DIRECTIVE ▸ In the material below, list every line carrying the string "JSON".

▶

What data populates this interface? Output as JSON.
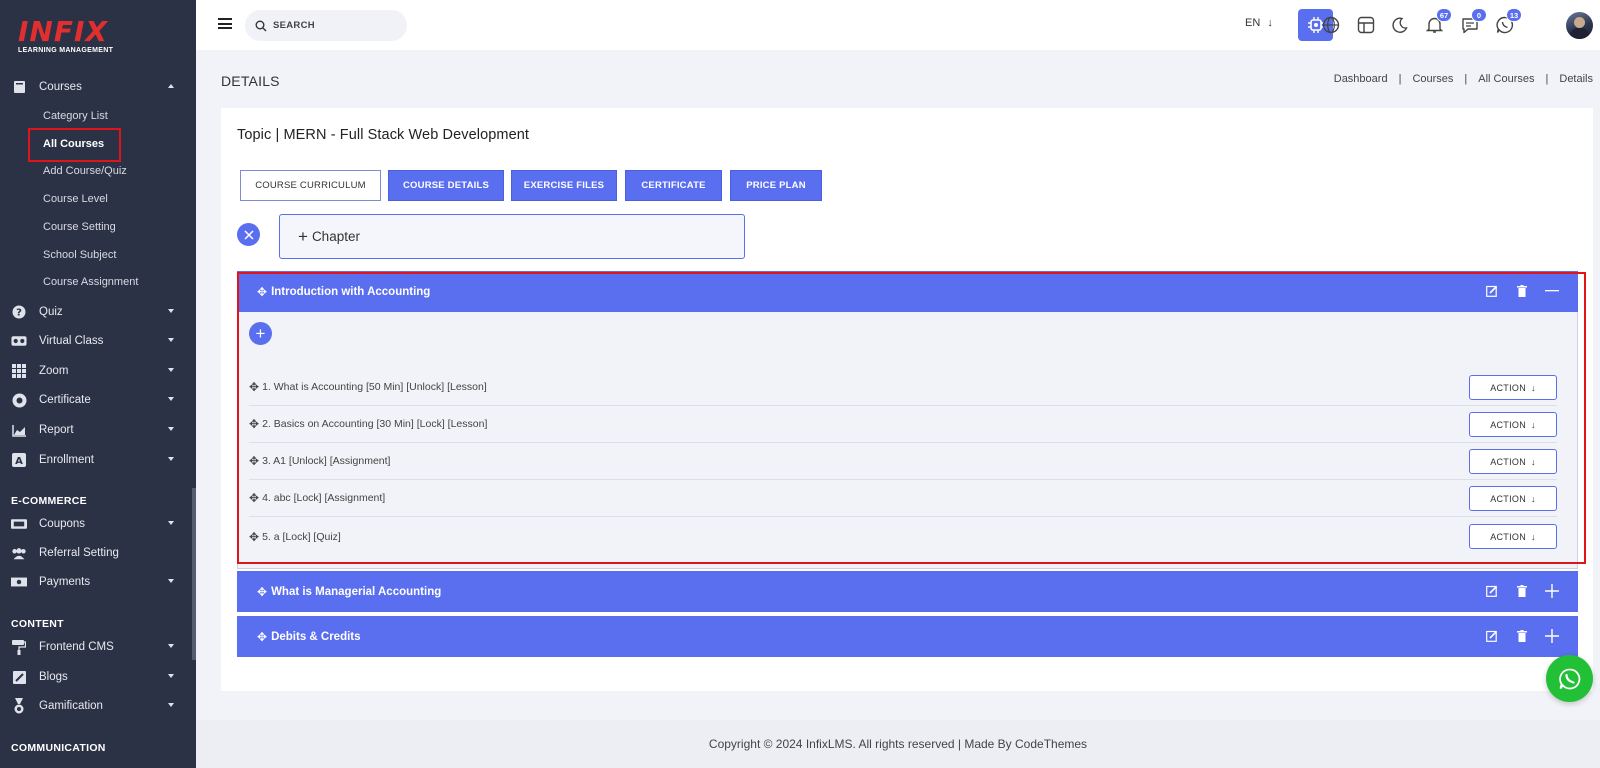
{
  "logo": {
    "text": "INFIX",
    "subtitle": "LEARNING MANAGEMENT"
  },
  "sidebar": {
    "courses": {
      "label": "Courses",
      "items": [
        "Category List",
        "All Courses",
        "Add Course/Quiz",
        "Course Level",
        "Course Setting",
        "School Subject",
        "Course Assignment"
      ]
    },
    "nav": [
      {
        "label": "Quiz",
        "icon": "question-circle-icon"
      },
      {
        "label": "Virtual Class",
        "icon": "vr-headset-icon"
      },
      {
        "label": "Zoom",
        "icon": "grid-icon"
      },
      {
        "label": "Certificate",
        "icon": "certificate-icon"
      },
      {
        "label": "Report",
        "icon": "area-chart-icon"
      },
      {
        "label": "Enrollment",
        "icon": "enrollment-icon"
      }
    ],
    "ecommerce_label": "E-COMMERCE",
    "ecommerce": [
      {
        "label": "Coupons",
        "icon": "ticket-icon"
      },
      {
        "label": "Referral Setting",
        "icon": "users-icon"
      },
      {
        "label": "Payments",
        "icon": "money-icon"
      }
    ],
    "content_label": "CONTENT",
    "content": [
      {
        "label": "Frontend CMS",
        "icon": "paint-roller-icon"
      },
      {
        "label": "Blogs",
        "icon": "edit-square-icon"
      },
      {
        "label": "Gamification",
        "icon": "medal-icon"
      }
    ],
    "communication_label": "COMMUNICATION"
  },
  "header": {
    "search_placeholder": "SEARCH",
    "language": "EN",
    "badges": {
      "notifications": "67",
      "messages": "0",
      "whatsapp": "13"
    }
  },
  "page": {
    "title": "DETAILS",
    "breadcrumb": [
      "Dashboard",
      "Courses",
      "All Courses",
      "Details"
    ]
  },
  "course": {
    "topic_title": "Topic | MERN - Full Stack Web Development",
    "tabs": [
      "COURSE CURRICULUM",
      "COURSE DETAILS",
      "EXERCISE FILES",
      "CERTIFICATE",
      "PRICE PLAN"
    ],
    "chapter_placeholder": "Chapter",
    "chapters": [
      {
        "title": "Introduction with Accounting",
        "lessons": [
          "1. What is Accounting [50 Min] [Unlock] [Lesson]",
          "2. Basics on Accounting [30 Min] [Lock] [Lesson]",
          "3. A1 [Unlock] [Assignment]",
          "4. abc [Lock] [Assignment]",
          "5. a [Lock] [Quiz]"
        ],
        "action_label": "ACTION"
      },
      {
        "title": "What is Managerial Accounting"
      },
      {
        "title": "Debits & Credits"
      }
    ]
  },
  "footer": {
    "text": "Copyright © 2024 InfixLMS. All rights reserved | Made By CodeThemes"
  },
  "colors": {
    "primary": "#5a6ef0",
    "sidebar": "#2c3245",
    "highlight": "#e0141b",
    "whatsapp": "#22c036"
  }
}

◀
▶

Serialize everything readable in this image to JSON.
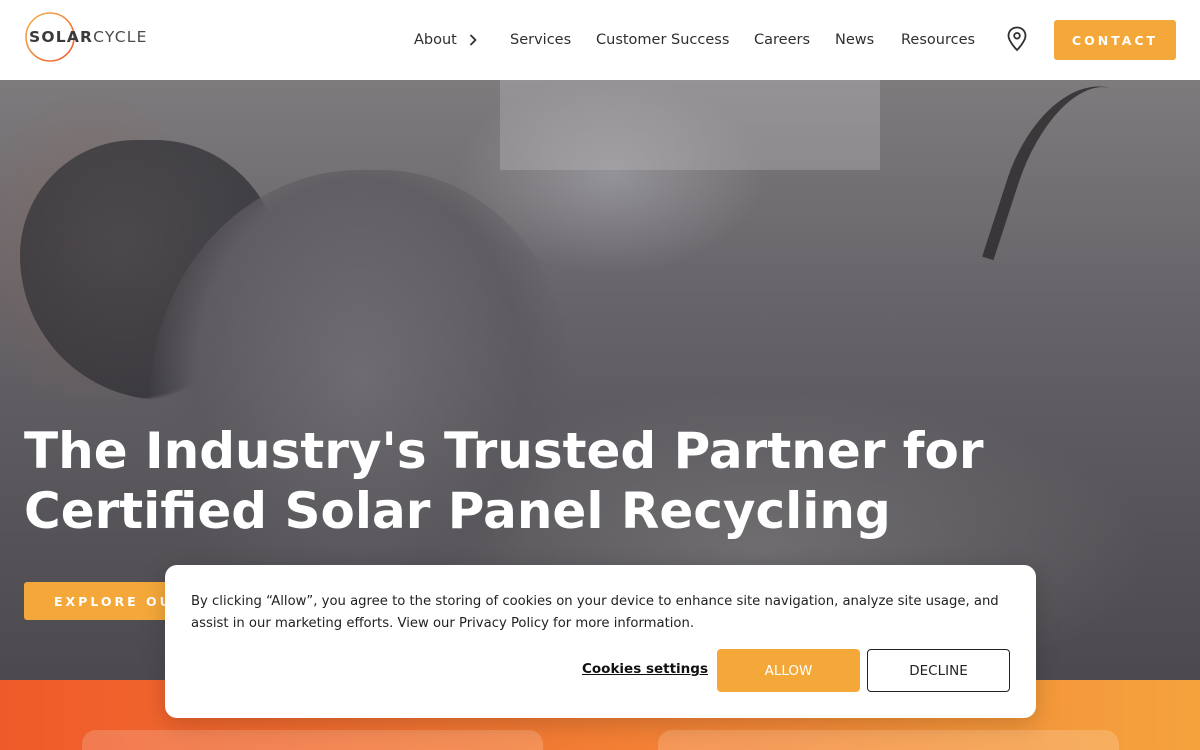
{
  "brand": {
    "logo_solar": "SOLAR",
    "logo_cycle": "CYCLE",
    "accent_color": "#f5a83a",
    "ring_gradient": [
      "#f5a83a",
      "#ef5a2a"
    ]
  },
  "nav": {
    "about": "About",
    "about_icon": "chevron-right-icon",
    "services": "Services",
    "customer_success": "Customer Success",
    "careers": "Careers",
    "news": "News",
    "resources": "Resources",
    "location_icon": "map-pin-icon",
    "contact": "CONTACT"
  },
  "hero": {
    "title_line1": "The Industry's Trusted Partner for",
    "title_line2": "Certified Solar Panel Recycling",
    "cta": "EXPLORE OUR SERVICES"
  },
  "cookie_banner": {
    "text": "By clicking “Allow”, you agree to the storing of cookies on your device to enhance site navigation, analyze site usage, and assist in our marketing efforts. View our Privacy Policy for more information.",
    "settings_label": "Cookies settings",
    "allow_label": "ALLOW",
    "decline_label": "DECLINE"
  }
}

◀
▶

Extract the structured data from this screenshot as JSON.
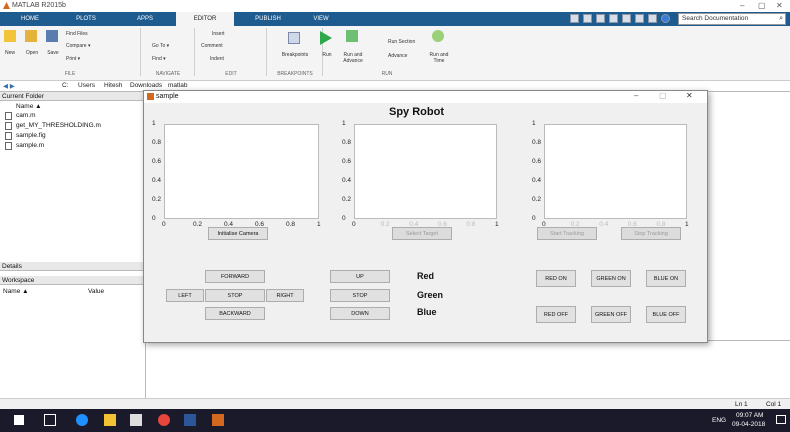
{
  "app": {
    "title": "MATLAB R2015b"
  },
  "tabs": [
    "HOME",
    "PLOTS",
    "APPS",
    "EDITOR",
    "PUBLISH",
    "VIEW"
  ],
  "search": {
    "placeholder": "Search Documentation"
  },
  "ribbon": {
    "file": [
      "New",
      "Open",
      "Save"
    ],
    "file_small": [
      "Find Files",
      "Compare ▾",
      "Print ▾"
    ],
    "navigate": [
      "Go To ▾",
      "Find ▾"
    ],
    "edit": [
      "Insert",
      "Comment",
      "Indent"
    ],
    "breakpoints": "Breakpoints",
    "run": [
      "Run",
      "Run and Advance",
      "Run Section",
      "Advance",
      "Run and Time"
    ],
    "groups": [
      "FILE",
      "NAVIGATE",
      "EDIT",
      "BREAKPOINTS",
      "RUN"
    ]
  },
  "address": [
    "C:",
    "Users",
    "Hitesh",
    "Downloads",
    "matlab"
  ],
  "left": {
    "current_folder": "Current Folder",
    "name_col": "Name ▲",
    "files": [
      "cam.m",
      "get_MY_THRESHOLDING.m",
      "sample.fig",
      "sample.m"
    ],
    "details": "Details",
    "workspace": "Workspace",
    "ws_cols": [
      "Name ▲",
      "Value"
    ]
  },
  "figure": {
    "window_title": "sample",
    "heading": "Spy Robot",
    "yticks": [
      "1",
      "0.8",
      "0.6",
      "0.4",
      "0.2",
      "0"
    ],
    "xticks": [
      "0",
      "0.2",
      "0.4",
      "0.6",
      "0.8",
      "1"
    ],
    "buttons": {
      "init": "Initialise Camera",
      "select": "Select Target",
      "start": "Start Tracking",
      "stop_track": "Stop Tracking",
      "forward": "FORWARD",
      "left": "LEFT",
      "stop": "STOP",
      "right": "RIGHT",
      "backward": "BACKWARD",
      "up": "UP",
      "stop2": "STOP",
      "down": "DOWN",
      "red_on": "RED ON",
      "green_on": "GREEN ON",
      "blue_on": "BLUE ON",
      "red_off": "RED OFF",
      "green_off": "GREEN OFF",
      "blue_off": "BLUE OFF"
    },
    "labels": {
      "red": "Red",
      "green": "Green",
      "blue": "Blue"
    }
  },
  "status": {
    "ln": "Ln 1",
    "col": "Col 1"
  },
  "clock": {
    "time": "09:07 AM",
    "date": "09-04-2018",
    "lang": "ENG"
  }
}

◀

RESULT OF THE EXERCISE ▸
What data populates this interface? Output as JSON.
Serialize everything readable in this image to JSON.
Extract the structured data from this screenshot as JSON.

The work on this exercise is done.